*Görev Yönergeleri*:
1 > Türbe ziyaretine ilişkin metinde "Biletimizi aldık kardeşimle" sözlerinden başlayarak aşağıya doğru "bir kaşıntı vardı..." sözlerine kadar uzanan kısmın tamamını hiçbir değişiklik yapmadan yeniden yazınız.
2 > Türbe ziyaretine ilişkin metne göre aşağıdaki soruları yanıtlayınız.
(a) Arap Babam'ın türbesi nerededir?
(b) Elif ablanın öğretmenini Kurban Bayramının kaçıncı gününde ziyaret etmeye karar verilmiştir?
(c) Arap Babam rüyada anlatıcıya ne vermiştir?

*Metin Bölümü*:
Serdal üveys

76 5 1
                                    

Allah'ın, Resul'ünün selam ve bereketi üzerinize olsun kardeşlerim... Bu zikre başladıktan ve öğretmenimi öğrendikten sonra 3-4 senedir Elazığ-Harputtaki türbesi bulunan Arap Babamın ziyaretine gitmek istiyordum. İstedim ki geçen Kurban Bayramında ziyarete gideyim ama olmadı iznimi ayarlayamadım nasip değilmiş... Kendi öğretmenime gidemiyorum madem Kurban Bayramının 2. gününde Elif ablamın öğretmenini ziyarete gidelim dedik... Daha önce tecellide yada rüyada tam hatırlayamıyorum yanlış olmasın bir sultan gösterildi başından aşağısı yeşil elbise giymiş beyaz kaftan vardı elinde beyaz kavuk ve kavuta yeşil bir taş vardı. Elif ablaya da rüyada Beşiktaşlı Yahya Efendi Hazretlerinin türbesinin önünde bağdaş olarak oturup başımda beyaz bir kavuk olduğunu göstermişler. Beiktaşlı Yahya Efendi Hazretlerinin ziyaretinden sonra söyledi bunları... Geçen gün öğretmenimi ziyarete gideceğimi söylediğimde o yeşil taşın da orada verileceğini söyledi Elif abla... Ona da bazı şeyler gösterilmiş... 

Biletimizi aldık kardeşimle beraber... Bu arada kardeşimin psikolojik hastalığı var benim de ellerimde kaşıntı var. Daha önce rüyamızda Arap Babam bana ilaç vermişti ellerime sürüyordum. Sonra dedi ki; kardeşin neden gelmedi. Ben de dedim ki rüyamda aşağıda oyuna daldı diyorum... Kardeşinde deli hastalığı var dedi... Bu rüya gösterildiğinde ne kardeşimde psikolojik bir hastalık vardı ne de benim ellerimde bir kaşıntı vardı...

*Verilen Bilgiler*:
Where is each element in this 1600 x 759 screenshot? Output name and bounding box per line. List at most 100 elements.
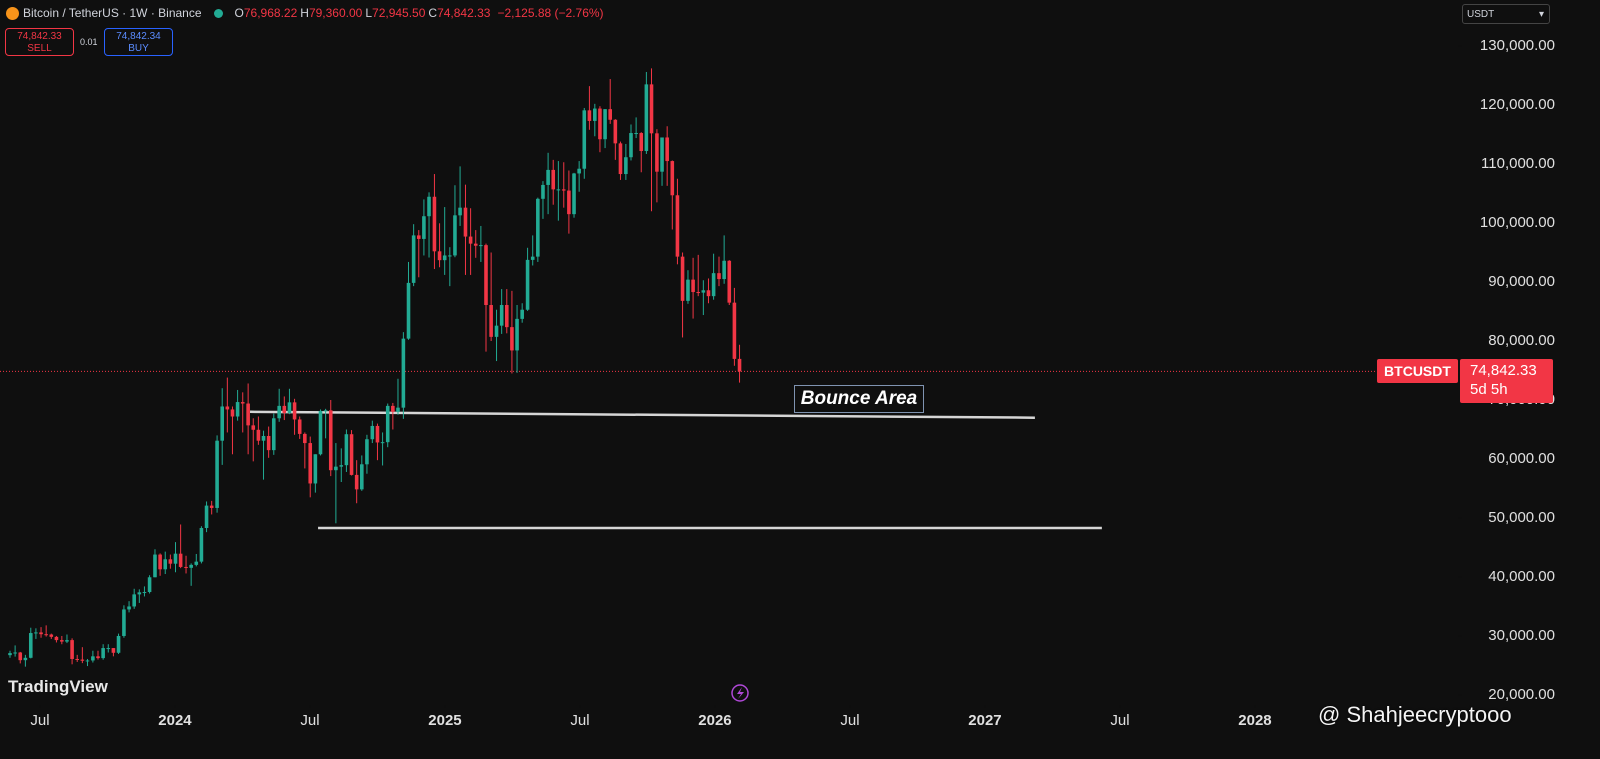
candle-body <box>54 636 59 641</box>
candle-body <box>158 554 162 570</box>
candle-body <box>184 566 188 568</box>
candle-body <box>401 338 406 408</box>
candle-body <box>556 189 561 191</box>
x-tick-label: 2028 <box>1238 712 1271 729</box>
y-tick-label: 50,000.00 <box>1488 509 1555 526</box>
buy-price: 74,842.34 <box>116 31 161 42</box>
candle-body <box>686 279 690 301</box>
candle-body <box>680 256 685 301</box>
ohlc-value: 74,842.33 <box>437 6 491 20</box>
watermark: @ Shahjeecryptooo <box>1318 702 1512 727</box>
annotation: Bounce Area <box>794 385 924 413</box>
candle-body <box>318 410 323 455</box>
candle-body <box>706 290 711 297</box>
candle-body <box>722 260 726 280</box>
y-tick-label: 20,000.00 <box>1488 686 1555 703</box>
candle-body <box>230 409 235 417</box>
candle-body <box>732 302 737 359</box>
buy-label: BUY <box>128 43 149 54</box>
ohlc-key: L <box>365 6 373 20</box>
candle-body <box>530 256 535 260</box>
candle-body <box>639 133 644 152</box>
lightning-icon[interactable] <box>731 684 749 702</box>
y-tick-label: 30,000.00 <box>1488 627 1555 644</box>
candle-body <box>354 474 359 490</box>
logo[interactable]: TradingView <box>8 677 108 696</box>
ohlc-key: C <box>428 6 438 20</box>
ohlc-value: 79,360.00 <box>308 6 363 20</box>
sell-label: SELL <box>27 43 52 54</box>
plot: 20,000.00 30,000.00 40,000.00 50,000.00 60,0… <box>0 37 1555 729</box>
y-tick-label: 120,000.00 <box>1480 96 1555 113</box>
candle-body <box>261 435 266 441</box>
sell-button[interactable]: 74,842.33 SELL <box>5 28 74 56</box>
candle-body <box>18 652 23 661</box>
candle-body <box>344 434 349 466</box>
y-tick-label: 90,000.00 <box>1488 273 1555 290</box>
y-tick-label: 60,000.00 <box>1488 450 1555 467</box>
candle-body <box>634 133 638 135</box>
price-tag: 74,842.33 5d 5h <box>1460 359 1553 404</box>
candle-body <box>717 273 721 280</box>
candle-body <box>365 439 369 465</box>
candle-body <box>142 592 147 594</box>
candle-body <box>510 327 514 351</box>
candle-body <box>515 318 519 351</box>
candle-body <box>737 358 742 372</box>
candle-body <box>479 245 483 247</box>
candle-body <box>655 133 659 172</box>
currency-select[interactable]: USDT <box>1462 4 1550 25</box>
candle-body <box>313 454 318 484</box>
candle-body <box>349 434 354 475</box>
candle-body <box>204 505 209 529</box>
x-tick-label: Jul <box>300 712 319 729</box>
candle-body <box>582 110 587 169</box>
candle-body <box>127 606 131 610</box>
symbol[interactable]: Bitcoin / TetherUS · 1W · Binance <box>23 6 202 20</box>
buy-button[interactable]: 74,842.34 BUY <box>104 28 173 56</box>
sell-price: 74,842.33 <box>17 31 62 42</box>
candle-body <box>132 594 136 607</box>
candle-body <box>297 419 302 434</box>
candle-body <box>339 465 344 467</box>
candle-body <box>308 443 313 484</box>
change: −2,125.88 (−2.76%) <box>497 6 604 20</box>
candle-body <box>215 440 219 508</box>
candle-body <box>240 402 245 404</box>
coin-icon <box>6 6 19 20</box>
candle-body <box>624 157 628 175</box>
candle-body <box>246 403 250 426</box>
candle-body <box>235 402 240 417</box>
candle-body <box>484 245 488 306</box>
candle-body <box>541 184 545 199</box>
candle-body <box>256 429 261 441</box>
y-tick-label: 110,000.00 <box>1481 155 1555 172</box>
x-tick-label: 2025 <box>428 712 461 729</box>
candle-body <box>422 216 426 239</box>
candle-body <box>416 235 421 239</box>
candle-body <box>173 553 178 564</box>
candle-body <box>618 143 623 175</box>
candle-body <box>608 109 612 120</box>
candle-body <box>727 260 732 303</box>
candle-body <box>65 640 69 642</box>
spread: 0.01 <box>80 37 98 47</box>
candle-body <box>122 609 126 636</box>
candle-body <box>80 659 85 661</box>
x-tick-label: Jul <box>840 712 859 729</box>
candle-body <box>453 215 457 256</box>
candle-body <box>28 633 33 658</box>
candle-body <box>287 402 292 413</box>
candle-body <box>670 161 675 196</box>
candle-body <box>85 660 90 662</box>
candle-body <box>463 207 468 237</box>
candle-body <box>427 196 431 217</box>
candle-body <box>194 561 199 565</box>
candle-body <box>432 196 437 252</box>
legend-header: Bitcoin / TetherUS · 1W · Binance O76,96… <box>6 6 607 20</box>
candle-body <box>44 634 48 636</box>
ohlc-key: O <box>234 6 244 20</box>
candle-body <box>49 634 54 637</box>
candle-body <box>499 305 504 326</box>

*Görevlere Göre Yanıtlar*:
1 >
Biletimizi aldık kardeşimle beraber... Bu arada kardeşimin psikolojik hastalığı var benim de ellerimde kaşıntı var. Daha önce rüyamızda Arap Babam bana ilaç vermişti ellerime sürüyordum. Sonra dedi ki; kardeşin neden gelmedi. Ben de dedim ki rüyamda aşağıda oyuna daldı diyorum... Kardeşinde deli hastalığı var dedi... Bu rüya gösterildiğinde ne kardeşimde psikolojik bir hastalık vardı ne de benim ellerimde bir kaşıntı vardı...

2 >
(a) Elazığ-Harput'ta.
(b) İkinci gününde.
(c) İlaç.